# What the task asks
Would you print every entry below exactly as written, omitting the images?

Start of Available data

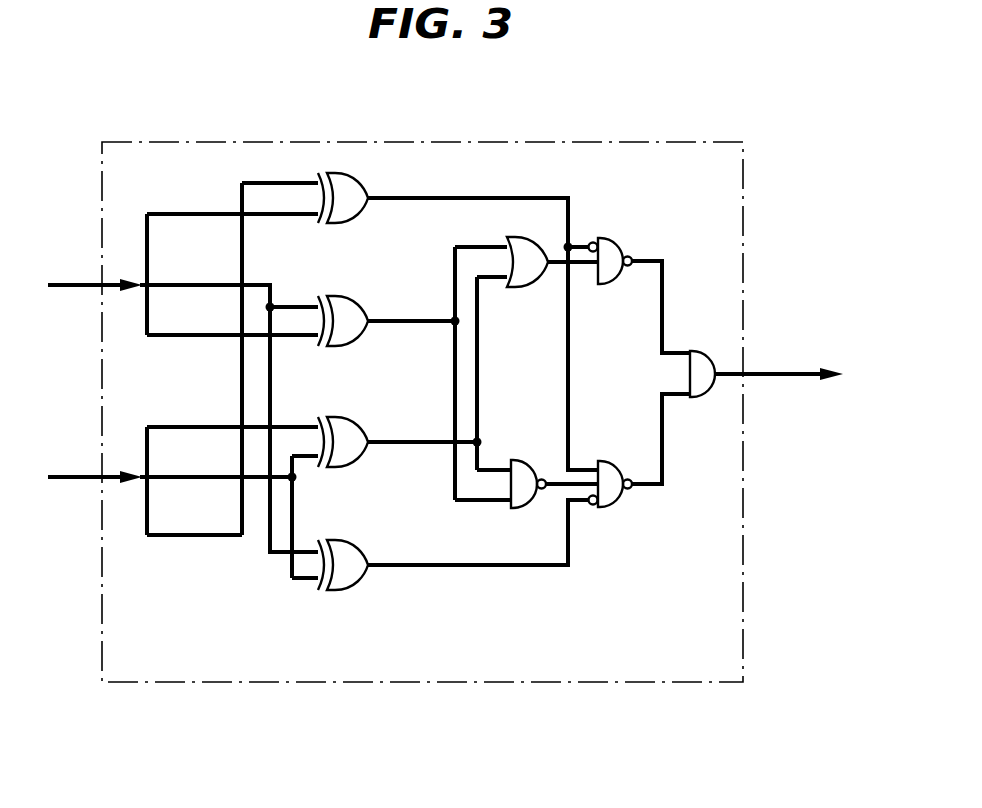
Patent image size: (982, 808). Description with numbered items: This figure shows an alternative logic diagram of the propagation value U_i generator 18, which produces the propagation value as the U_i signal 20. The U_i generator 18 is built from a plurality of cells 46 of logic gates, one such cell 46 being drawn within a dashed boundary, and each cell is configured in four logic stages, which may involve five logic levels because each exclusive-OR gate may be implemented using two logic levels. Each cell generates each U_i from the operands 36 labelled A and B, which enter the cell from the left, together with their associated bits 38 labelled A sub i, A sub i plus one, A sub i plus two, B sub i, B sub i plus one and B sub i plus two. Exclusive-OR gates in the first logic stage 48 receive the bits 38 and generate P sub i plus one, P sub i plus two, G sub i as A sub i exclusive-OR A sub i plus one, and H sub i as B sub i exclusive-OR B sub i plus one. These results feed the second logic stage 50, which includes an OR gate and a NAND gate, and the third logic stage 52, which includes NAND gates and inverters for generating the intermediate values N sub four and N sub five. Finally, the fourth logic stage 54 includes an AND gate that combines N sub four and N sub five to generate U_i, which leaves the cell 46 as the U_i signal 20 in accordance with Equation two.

The propagation value U_i generator 18 is at (780, 579).
The U_i signal 20 is at (756, 401).
The operands 36 is at (84, 320).
The bits 38 is at (192, 599).
The cells 46 is at (657, 682).
The first logic stage 48 is at (343, 599).
The second logic stage 50 is at (528, 589).
The third logic stage 52 is at (613, 524).
The fourth logic stage 54 is at (711, 414).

End of Available data

# The completed task
Patent image size: (982, 808). Description with numbered items: This figure shows an alternative logic diagram of the propagation value U_i generator 18, which produces the propagation value as the U_i signal 20. The U_i generator 18 is built from a plurality of cells 46 of logic gates, one such cell 46 being drawn within a dashed boundary, and each cell is configured in four logic stages, which may involve five logic levels because each exclusive-OR gate may be implemented using two logic levels. Each cell generates each U_i from the operands 36 labelled A and B, which enter the cell from the left, together with their associated bits 38 labelled A sub i, A sub i plus one, A sub i plus two, B sub i, B sub i plus one and B sub i plus two. Exclusive-OR gates in the first logic stage 48 receive the bits 38 and generate P sub i plus one, P sub i plus two, G sub i as A sub i exclusive-OR A sub i plus one, and H sub i as B sub i exclusive-OR B sub i plus one. These results feed the second logic stage 50, which includes an OR gate and a NAND gate, and the third logic stage 52, which includes NAND gates and inverters for generating the intermediate values N sub four and N sub five. Finally, the fourth logic stage 54 includes an AND gate that combines N sub four and N sub five to generate U_i, which leaves the cell 46 as the U_i signal 20 in accordance with Equation two.

The propagation value U_i generator 18 is at (780, 579).
The U_i signal 20 is at (756, 401).
The operands 36 is at (84, 320).
The bits 38 is at (192, 599).
The cells 46 is at (657, 682).
The first logic stage 48 is at (343, 599).
The second logic stage 50 is at (528, 589).
The third logic stage 52 is at (613, 524).
The fourth logic stage 54 is at (711, 414).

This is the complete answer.